GIVEN REQUEST:
Give only the number of lines that hold the word "legend".
+--
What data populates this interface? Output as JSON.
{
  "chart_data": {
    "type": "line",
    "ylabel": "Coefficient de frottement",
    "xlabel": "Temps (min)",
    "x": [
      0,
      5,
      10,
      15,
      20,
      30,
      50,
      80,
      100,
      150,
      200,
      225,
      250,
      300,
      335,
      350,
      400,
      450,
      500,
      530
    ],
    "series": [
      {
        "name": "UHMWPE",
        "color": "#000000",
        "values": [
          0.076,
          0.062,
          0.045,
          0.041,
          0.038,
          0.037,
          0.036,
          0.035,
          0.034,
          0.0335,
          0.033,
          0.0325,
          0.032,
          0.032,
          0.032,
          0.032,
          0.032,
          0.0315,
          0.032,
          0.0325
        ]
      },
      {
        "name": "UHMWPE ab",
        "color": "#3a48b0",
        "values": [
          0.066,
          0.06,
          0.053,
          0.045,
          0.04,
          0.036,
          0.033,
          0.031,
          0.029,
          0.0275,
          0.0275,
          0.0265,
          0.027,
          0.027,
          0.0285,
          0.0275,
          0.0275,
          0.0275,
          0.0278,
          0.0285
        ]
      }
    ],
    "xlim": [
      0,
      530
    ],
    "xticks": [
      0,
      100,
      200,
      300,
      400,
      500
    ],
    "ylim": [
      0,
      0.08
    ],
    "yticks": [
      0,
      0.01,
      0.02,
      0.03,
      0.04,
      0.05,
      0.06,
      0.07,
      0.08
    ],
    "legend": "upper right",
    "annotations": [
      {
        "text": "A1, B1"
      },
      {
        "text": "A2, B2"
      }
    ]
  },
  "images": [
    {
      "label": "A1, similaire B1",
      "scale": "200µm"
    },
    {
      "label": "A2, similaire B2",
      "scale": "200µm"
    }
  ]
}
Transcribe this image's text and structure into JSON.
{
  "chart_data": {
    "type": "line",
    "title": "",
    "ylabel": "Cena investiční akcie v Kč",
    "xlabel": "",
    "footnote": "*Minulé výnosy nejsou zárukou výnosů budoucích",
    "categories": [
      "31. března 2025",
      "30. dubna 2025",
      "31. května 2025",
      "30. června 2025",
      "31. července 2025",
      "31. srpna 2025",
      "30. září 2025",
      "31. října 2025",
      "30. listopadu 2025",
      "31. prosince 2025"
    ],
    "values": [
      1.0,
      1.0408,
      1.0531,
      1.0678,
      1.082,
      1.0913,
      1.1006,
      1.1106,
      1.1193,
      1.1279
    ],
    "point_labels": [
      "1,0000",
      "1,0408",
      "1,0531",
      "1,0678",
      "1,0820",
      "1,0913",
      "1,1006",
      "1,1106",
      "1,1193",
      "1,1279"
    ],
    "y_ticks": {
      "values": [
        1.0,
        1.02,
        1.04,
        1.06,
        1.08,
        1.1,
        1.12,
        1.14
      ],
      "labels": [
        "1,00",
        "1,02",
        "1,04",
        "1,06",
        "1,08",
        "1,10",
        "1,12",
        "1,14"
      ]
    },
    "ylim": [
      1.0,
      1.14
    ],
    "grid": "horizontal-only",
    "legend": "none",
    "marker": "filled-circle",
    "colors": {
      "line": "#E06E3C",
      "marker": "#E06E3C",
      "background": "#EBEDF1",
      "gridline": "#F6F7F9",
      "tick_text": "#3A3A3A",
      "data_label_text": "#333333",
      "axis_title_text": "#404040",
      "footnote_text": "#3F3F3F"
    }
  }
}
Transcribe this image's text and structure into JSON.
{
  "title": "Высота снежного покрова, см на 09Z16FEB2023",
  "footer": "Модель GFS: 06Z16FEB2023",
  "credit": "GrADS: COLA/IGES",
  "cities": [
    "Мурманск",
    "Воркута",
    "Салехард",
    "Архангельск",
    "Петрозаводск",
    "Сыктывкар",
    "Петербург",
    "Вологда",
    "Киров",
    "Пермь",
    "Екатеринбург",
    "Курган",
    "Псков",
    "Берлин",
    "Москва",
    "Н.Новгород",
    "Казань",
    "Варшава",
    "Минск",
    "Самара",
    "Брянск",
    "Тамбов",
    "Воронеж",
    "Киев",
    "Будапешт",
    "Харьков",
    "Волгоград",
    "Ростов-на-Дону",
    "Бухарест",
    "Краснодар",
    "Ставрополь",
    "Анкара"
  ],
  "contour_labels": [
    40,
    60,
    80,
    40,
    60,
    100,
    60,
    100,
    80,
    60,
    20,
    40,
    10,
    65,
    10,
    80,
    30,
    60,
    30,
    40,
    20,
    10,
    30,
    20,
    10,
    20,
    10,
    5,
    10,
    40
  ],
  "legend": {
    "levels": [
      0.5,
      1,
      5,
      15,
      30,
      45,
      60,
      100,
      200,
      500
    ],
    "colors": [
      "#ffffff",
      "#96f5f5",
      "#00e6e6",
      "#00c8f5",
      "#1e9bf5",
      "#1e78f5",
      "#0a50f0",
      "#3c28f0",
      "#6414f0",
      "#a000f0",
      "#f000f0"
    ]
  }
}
+--
THE COMPLETED TASK:
3